▶ **TO DO**:
Copy all the data exactly, except the pictures.

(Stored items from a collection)
........
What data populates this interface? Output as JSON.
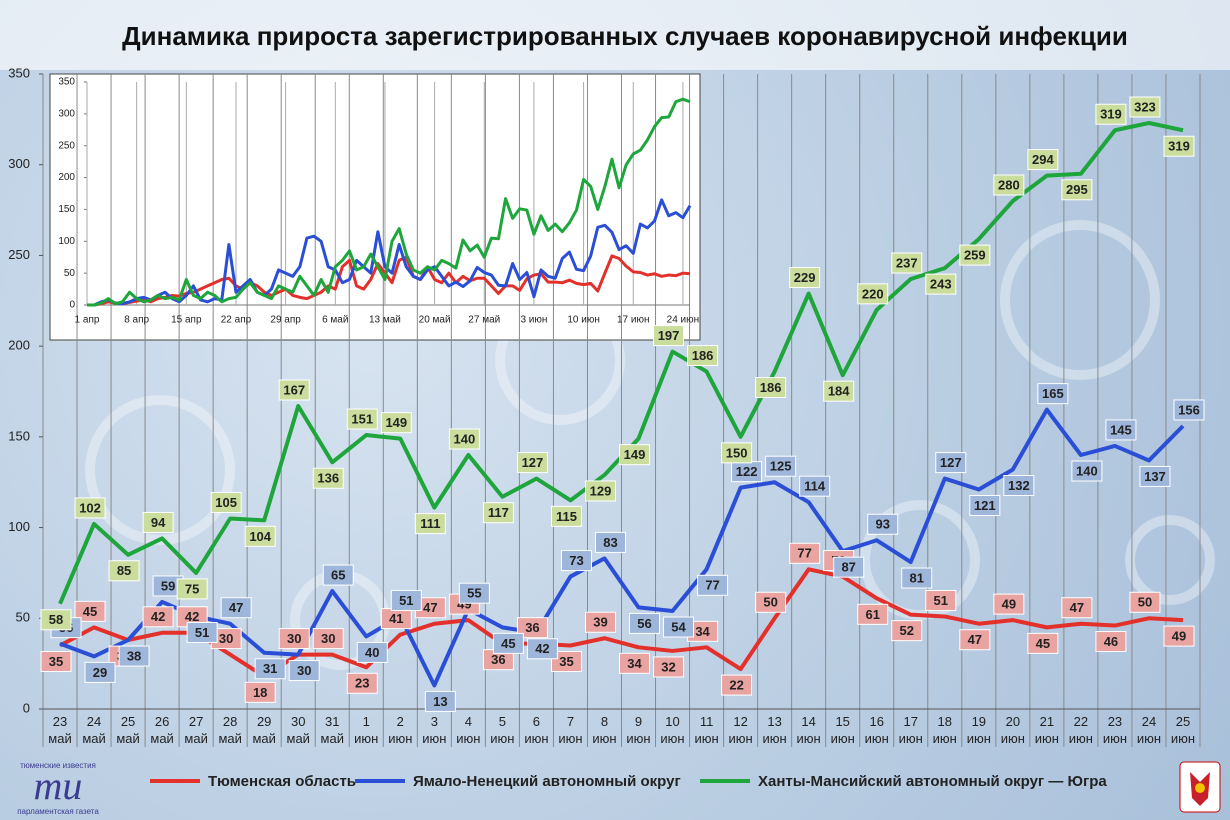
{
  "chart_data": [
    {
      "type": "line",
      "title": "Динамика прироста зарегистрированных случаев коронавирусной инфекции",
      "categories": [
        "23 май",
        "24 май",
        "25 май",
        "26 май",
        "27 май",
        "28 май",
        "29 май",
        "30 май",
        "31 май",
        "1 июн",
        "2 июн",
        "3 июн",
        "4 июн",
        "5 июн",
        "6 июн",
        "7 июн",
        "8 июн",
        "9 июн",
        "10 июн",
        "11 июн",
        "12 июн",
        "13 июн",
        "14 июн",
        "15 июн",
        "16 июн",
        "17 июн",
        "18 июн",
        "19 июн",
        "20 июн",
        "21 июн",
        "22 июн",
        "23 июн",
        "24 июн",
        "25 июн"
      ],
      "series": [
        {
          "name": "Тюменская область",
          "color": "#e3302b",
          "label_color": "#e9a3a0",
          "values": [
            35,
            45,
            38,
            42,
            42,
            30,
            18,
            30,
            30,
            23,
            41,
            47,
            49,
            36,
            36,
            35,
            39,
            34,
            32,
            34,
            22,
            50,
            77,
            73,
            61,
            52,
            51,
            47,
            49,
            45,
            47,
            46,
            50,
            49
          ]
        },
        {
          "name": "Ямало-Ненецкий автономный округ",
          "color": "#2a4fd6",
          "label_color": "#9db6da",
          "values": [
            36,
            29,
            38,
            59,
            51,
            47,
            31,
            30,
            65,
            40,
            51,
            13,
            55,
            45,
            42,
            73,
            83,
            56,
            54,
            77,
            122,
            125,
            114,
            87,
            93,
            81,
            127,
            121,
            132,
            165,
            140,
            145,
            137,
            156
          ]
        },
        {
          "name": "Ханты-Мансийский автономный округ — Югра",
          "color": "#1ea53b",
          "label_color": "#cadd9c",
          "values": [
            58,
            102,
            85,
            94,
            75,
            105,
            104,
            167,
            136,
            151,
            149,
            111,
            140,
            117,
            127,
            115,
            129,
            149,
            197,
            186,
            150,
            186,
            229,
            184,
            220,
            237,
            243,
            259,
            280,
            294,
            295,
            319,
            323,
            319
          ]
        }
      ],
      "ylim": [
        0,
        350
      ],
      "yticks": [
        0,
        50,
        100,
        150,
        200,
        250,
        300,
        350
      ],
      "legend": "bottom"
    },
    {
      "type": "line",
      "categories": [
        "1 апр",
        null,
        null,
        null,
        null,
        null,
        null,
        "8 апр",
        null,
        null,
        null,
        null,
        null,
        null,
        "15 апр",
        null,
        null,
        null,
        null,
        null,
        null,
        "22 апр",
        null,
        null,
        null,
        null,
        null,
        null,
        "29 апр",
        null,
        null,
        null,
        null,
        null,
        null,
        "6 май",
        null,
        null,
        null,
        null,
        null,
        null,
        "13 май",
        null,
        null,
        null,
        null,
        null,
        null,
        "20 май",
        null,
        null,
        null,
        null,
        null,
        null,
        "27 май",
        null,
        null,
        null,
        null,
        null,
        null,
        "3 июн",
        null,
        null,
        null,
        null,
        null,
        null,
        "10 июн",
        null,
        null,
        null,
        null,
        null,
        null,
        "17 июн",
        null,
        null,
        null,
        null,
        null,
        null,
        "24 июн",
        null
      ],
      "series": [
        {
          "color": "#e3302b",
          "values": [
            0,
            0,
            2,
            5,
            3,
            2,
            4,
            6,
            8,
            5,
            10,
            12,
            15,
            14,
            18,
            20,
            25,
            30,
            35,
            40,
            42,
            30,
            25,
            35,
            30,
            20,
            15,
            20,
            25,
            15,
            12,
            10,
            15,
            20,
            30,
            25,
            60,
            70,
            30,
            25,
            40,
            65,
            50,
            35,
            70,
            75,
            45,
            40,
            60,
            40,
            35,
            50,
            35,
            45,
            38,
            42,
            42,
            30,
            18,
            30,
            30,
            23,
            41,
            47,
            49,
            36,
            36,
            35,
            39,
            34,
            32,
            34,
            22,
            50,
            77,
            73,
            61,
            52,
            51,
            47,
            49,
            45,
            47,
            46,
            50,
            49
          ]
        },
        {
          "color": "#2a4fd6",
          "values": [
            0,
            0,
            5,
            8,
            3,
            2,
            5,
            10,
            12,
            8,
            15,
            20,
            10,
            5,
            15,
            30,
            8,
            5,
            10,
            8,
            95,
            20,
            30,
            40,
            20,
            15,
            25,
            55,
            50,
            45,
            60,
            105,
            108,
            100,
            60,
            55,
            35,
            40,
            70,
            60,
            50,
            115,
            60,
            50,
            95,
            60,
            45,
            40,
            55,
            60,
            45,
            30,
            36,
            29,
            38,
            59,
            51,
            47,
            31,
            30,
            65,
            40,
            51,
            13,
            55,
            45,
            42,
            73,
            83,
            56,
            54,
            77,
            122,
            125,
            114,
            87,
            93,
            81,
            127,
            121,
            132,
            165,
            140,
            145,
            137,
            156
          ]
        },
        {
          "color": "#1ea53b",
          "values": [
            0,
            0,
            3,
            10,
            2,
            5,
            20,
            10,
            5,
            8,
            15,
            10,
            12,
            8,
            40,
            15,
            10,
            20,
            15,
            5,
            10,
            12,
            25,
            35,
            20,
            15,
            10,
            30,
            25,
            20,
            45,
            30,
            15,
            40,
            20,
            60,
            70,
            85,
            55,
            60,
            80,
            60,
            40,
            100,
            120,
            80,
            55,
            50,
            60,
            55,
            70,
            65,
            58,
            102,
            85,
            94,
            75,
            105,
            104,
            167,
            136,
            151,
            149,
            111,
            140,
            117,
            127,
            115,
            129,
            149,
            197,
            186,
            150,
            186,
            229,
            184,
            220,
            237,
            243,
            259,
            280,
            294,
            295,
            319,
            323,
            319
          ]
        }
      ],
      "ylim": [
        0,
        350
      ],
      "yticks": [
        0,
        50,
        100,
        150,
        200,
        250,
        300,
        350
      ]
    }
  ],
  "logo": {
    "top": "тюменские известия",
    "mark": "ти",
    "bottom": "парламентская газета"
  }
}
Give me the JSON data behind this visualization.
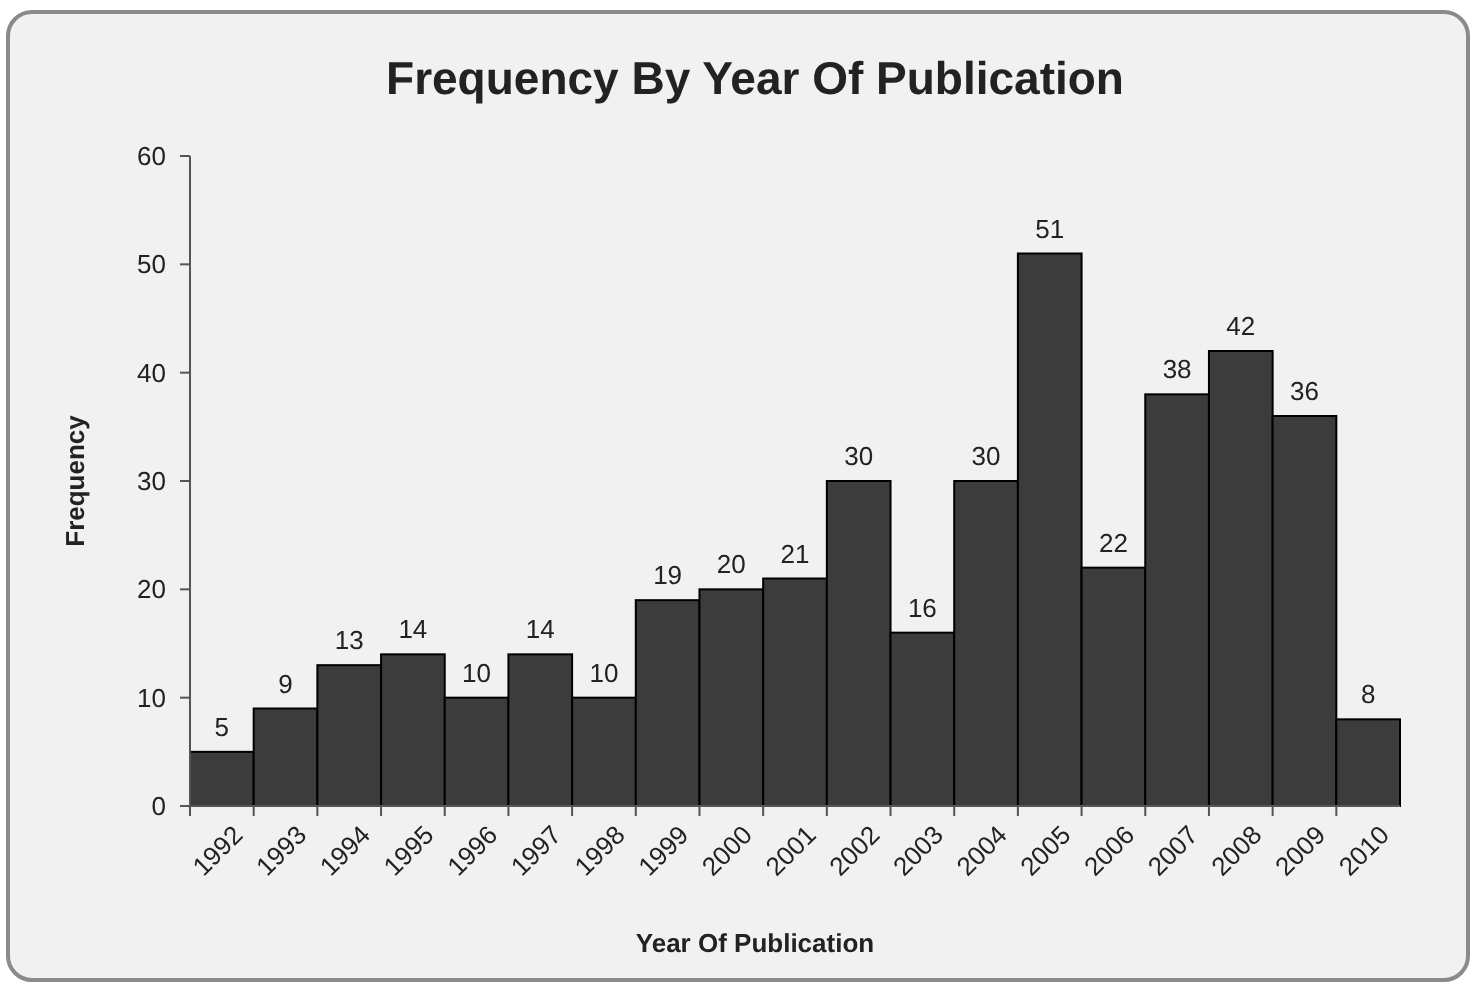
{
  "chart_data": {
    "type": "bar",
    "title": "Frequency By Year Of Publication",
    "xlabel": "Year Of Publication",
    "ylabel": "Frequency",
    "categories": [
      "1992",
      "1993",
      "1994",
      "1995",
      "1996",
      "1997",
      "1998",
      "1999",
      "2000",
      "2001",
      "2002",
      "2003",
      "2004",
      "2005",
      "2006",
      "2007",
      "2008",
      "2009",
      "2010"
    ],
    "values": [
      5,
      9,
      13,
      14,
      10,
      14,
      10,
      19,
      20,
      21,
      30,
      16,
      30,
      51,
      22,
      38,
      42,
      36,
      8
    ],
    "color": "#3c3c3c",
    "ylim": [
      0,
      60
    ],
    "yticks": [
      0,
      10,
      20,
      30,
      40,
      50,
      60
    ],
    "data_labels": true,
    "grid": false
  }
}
........
▶ **ANSWER**:
What data populates this interface? Output as JSON.
{
  "chart_data": [
    {
      "type": "line",
      "title": "Динамика прироста зарегистрированных случаев коронавирусной инфекции",
      "categories": [
        "23 май",
        "24 май",
        "25 май",
        "26 май",
        "27 май",
        "28 май",
        "29 май",
        "30 май",
        "31 май",
        "1 июн",
        "2 июн",
        "3 июн",
        "4 июн",
        "5 июн",
        "6 июн",
        "7 июн",
        "8 июн",
        "9 июн",
        "10 июн",
        "11 июн",
        "12 июн",
        "13 июн",
        "14 июн",
        "15 июн",
        "16 июн",
        "17 июн",
        "18 июн",
        "19 июн",
        "20 июн",
        "21 июн",
        "22 июн",
        "23 июн",
        "24 июн",
        "25 июн"
      ],
      "series": [
        {
          "name": "Тюменская область",
          "color": "#e3302b",
          "label_color": "#e9a3a0",
          "values": [
            35,
            45,
            38,
            42,
            42,
            30,
            18,
            30,
            30,
            23,
            41,
            47,
            49,
            36,
            36,
            35,
            39,
            34,
            32,
            34,
            22,
            50,
            77,
            73,
            61,
            52,
            51,
            47,
            49,
            45,
            47,
            46,
            50,
            49
          ]
        },
        {
          "name": "Ямало-Ненецкий автономный округ",
          "color": "#2a4fd6",
          "label_color": "#9db6da",
          "values": [
            36,
            29,
            38,
            59,
            51,
            47,
            31,
            30,
            65,
            40,
            51,
            13,
            55,
            45,
            42,
            73,
            83,
            56,
            54,
            77,
            122,
            125,
            114,
            87,
            93,
            81,
            127,
            121,
            132,
            165,
            140,
            145,
            137,
            156
          ]
        },
        {
          "name": "Ханты-Мансийский автономный округ — Югра",
          "color": "#1ea53b",
          "label_color": "#cadd9c",
          "values": [
            58,
            102,
            85,
            94,
            75,
            105,
            104,
            167,
            136,
            151,
            149,
            111,
            140,
            117,
            127,
            115,
            129,
            149,
            197,
            186,
            150,
            186,
            229,
            184,
            220,
            237,
            243,
            259,
            280,
            294,
            295,
            319,
            323,
            319
          ]
        }
      ],
      "ylim": [
        0,
        350
      ],
      "yticks": [
        0,
        50,
        100,
        150,
        200,
        250,
        300,
        350
      ],
      "legend": "bottom"
    },
    {
      "type": "line",
      "categories": [
        "1 апр",
        null,
        null,
        null,
        null,
        null,
        null,
        "8 апр",
        null,
        null,
        null,
        null,
        null,
        null,
        "15 апр",
        null,
        null,
        null,
        null,
        null,
        null,
        "22 апр",
        null,
        null,
        null,
        null,
        null,
        null,
        "29 апр",
        null,
        null,
        null,
        null,
        null,
        null,
        "6 май",
        null,
        null,
        null,
        null,
        null,
        null,
        "13 май",
        null,
        null,
        null,
        null,
        null,
        null,
        "20 май",
        null,
        null,
        null,
        null,
        null,
        null,
        "27 май",
        null,
        null,
        null,
        null,
        null,
        null,
        "3 июн",
        null,
        null,
        null,
        null,
        null,
        null,
        "10 июн",
        null,
        null,
        null,
        null,
        null,
        null,
        "17 июн",
        null,
        null,
        null,
        null,
        null,
        null,
        "24 июн",
        null
      ],
      "series": [
        {
          "color": "#e3302b",
          "values": [
            0,
            0,
            2,
            5,
            3,
            2,
            4,
            6,
            8,
            5,
            10,
            12,
            15,
            14,
            18,
            20,
            25,
            30,
            35,
            40,
            42,
            30,
            25,
            35,
            30,
            20,
            15,
            20,
            25,
            15,
            12,
            10,
            15,
            20,
            30,
            25,
            60,
            70,
            30,
            25,
            40,
            65,
            50,
            35,
            70,
            75,
            45,
            40,
            60,
            40,
            35,
            50,
            35,
            45,
            38,
            42,
            42,
            30,
            18,
            30,
            30,
            23,
            41,
            47,
            49,
            36,
            36,
            35,
            39,
            34,
            32,
            34,
            22,
            50,
            77,
            73,
            61,
            52,
            51,
            47,
            49,
            45,
            47,
            46,
            50,
            49
          ]
        },
        {
          "color": "#2a4fd6",
          "values": [
            0,
            0,
            5,
            8,
            3,
            2,
            5,
            10,
            12,
            8,
            15,
            20,
            10,
            5,
            15,
            30,
            8,
            5,
            10,
            8,
            95,
            20,
            30,
            40,
            20,
            15,
            25,
            55,
            50,
            45,
            60,
            105,
            108,
            100,
            60,
            55,
            35,
            40,
            70,
            60,
            50,
            115,
            60,
            50,
            95,
            60,
            45,
            40,
            55,
            60,
            45,
            30,
            36,
            29,
            38,
            59,
            51,
            47,
            31,
            30,
            65,
            40,
            51,
            13,
            55,
            45,
            42,
            73,
            83,
            56,
            54,
            77,
            122,
            125,
            114,
            87,
            93,
            81,
            127,
            121,
            132,
            165,
            140,
            145,
            137,
            156
          ]
        },
        {
          "color": "#1ea53b",
          "values": [
            0,
            0,
            3,
            10,
            2,
            5,
            20,
            10,
            5,
            8,
            15,
            10,
            12,
            8,
            40,
            15,
            10,
            20,
            15,
            5,
            10,
            12,
            25,
            35,
            20,
            15,
            10,
            30,
            25,
            20,
            45,
            30,
            15,
            40,
            20,
            60,
            70,
            85,
            55,
            60,
            80,
            60,
            40,
            100,
            120,
            80,
            55,
            50,
            60,
            55,
            70,
            65,
            58,
            102,
            85,
            94,
            75,
            105,
            104,
            167,
            136,
            151,
            149,
            111,
            140,
            117,
            127,
            115,
            129,
            149,
            197,
            186,
            150,
            186,
            229,
            184,
            220,
            237,
            243,
            259,
            280,
            294,
            295,
            319,
            323,
            319
          ]
        }
      ],
      "ylim": [
        0,
        350
      ],
      "yticks": [
        0,
        50,
        100,
        150,
        200,
        250,
        300,
        350
      ]
    }
  ],
  "logo": {
    "top": "тюменские известия",
    "mark": "ти",
    "bottom": "парламентская газета"
  }
}
Give me the JSON data behind this visualization.
{
  "chart_data": {
    "type": "bar",
    "title": "Frequency By Year Of Publication",
    "xlabel": "Year Of Publication",
    "ylabel": "Frequency",
    "categories": [
      "1992",
      "1993",
      "1994",
      "1995",
      "1996",
      "1997",
      "1998",
      "1999",
      "2000",
      "2001",
      "2002",
      "2003",
      "2004",
      "2005",
      "2006",
      "2007",
      "2008",
      "2009",
      "2010"
    ],
    "values": [
      5,
      9,
      13,
      14,
      10,
      14,
      10,
      19,
      20,
      21,
      30,
      16,
      30,
      51,
      22,
      38,
      42,
      36,
      8
    ],
    "color": "#3c3c3c",
    "ylim": [
      0,
      60
    ],
    "yticks": [
      0,
      10,
      20,
      30,
      40,
      50,
      60
    ],
    "data_labels": true,
    "grid": false
  }
}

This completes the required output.